_LISTED RECORDS_.
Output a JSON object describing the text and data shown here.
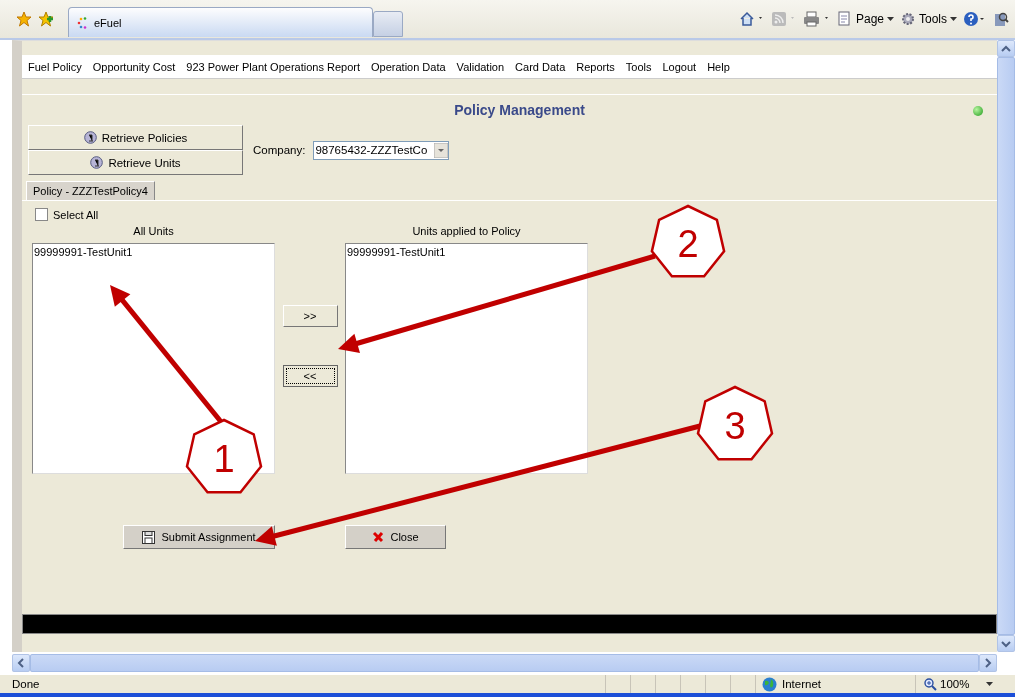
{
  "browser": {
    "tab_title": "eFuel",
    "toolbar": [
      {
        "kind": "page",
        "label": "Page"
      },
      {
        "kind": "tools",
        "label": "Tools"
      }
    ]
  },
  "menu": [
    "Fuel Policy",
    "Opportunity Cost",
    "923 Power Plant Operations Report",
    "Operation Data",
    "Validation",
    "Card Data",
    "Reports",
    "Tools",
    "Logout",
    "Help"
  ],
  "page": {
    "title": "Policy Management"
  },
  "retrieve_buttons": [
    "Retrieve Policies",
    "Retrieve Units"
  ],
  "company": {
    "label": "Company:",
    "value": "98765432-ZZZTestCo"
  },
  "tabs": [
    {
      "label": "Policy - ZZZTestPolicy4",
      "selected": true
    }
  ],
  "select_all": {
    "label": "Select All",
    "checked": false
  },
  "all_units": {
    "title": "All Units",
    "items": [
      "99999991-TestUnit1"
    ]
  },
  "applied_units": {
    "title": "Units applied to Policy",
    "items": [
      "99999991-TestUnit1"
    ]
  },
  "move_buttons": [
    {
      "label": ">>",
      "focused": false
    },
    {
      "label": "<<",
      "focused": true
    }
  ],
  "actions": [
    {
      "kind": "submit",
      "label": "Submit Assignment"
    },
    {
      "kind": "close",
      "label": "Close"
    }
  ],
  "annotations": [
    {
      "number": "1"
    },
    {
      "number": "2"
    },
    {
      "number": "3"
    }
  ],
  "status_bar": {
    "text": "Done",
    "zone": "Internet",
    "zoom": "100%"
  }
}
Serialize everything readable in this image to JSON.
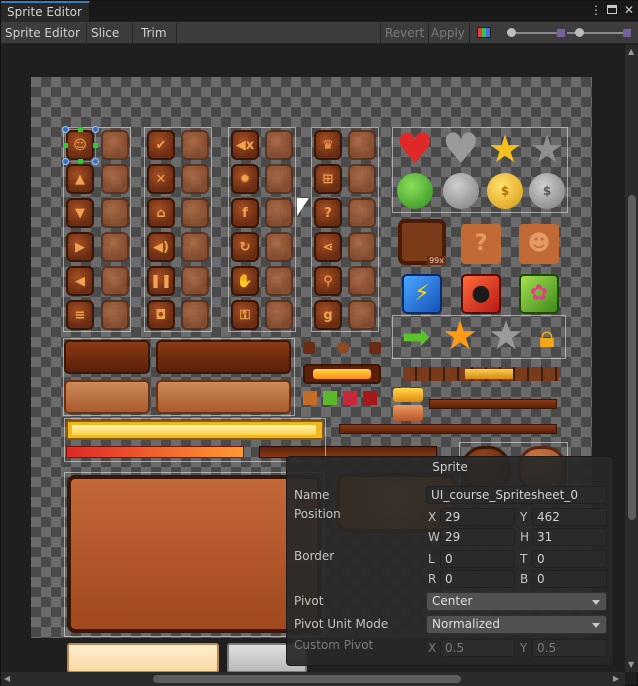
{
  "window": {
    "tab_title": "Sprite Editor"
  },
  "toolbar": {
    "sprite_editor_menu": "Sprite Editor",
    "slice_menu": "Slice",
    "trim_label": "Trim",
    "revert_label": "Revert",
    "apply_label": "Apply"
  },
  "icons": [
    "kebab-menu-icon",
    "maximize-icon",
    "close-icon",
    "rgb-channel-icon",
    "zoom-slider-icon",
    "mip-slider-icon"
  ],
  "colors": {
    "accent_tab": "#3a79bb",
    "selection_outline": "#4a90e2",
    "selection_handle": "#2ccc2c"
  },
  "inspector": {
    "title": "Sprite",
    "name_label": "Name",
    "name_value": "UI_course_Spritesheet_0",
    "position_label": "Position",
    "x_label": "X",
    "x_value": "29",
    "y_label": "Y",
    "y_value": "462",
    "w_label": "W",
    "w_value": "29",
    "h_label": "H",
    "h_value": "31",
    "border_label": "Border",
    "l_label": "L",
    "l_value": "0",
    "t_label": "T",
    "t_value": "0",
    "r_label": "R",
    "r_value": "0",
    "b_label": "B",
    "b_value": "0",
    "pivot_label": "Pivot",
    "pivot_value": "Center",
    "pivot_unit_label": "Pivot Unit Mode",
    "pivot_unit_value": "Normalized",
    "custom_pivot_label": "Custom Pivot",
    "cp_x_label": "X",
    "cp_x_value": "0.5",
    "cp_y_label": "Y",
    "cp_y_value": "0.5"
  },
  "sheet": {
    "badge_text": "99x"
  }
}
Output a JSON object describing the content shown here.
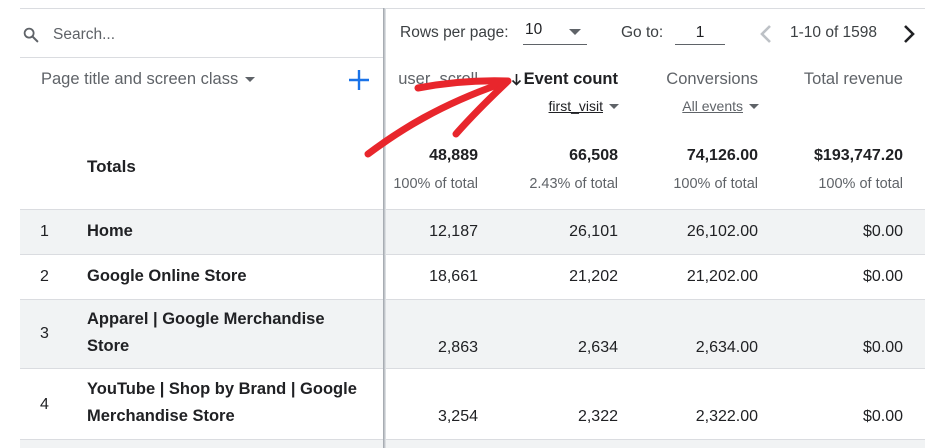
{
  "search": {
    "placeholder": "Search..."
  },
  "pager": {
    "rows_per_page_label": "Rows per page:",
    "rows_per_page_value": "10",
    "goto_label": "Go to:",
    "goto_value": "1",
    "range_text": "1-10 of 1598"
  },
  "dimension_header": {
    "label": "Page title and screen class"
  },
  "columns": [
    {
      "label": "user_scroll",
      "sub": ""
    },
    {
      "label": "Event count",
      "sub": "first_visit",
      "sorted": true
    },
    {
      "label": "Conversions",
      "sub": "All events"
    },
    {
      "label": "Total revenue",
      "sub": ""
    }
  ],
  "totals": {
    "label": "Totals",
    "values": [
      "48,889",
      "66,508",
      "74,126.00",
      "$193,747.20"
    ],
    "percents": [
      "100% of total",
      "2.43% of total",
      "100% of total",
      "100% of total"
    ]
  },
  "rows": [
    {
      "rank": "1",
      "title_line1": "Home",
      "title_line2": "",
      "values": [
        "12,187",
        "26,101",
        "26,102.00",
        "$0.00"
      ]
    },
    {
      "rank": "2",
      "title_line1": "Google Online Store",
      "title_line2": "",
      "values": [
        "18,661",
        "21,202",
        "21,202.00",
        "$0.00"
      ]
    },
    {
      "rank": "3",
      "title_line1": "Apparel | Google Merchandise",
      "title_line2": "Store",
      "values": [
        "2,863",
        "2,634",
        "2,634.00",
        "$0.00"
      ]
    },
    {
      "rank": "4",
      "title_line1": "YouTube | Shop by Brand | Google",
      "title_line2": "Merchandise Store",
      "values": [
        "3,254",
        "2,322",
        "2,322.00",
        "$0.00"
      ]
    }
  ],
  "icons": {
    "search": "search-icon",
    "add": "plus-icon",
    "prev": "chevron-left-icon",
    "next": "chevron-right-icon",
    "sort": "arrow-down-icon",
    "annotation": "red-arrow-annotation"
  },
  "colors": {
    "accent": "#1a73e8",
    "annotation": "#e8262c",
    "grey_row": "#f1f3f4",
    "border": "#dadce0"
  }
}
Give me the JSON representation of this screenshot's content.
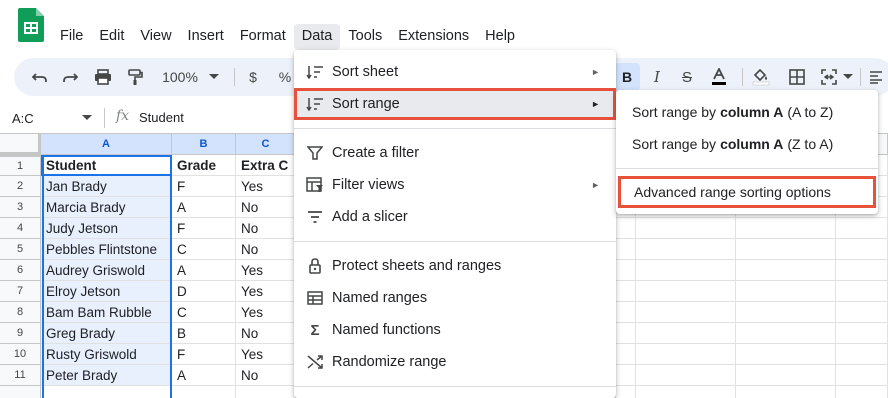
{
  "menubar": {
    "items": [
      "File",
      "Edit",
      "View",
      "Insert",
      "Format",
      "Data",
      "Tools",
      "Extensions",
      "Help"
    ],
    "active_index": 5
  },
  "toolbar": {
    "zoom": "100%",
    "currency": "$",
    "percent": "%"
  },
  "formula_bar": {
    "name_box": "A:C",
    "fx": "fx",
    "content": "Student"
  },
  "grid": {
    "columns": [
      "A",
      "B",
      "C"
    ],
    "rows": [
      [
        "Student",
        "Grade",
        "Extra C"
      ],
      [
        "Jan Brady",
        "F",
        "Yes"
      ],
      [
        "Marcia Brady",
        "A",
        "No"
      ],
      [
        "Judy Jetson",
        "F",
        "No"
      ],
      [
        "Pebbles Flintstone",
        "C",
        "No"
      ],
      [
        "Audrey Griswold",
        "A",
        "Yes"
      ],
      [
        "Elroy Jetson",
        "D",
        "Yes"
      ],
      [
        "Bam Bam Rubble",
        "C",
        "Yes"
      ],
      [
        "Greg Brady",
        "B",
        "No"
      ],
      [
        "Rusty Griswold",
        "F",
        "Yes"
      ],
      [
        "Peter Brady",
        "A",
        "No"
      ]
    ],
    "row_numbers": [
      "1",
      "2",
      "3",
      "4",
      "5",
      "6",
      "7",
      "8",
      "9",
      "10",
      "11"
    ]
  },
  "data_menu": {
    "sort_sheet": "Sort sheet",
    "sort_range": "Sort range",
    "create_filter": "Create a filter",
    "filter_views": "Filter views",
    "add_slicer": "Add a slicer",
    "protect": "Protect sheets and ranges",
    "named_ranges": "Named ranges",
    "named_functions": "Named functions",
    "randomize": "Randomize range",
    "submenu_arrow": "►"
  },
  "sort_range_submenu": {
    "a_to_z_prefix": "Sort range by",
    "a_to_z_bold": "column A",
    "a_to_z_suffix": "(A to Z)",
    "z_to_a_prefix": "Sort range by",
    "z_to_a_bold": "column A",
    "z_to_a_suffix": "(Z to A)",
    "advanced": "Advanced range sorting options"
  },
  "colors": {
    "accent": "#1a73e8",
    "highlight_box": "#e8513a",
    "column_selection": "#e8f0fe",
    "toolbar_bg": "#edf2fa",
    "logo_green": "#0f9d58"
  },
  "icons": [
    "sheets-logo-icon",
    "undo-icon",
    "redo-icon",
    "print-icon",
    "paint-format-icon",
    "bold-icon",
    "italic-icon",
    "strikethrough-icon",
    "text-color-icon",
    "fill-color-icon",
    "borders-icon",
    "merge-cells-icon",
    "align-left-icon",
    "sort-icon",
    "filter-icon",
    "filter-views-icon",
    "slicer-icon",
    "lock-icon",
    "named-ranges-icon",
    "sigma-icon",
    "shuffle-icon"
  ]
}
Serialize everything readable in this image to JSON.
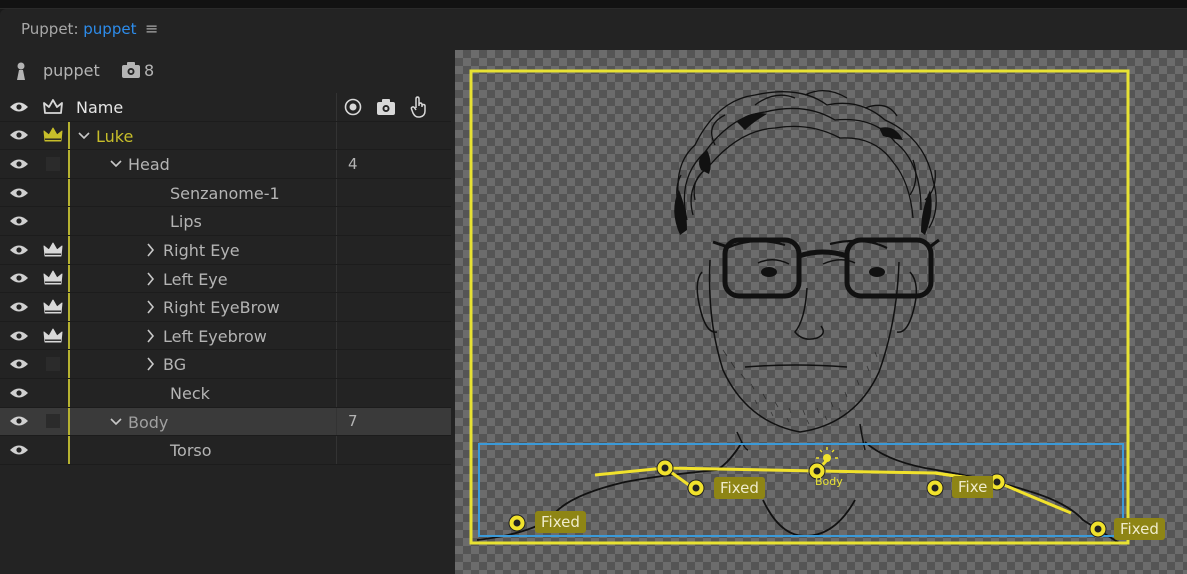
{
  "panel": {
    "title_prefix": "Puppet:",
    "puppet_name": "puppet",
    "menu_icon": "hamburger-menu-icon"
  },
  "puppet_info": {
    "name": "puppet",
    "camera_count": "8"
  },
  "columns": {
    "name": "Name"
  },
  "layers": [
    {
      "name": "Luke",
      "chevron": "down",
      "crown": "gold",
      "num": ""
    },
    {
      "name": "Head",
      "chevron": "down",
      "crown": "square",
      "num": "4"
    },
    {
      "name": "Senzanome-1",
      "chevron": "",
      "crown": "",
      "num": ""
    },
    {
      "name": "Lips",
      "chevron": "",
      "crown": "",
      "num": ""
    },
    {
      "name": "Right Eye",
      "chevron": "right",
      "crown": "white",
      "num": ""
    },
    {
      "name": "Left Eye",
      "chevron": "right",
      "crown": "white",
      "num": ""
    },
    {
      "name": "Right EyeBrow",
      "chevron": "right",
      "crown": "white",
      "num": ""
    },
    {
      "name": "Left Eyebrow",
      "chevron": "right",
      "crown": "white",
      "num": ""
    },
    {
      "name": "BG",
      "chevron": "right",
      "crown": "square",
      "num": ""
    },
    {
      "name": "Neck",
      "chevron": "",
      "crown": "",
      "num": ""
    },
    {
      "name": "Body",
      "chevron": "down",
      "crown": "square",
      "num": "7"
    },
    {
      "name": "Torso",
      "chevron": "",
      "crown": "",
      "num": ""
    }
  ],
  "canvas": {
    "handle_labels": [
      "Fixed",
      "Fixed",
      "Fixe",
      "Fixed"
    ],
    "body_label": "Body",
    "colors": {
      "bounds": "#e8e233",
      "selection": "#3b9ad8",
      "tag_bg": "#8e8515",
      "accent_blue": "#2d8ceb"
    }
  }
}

_TASK INSTRUCTIONS_. Work out the count of lines containing the word "Merchandise", then write only that count.

_RESULT OF THE EXERCISE_. 2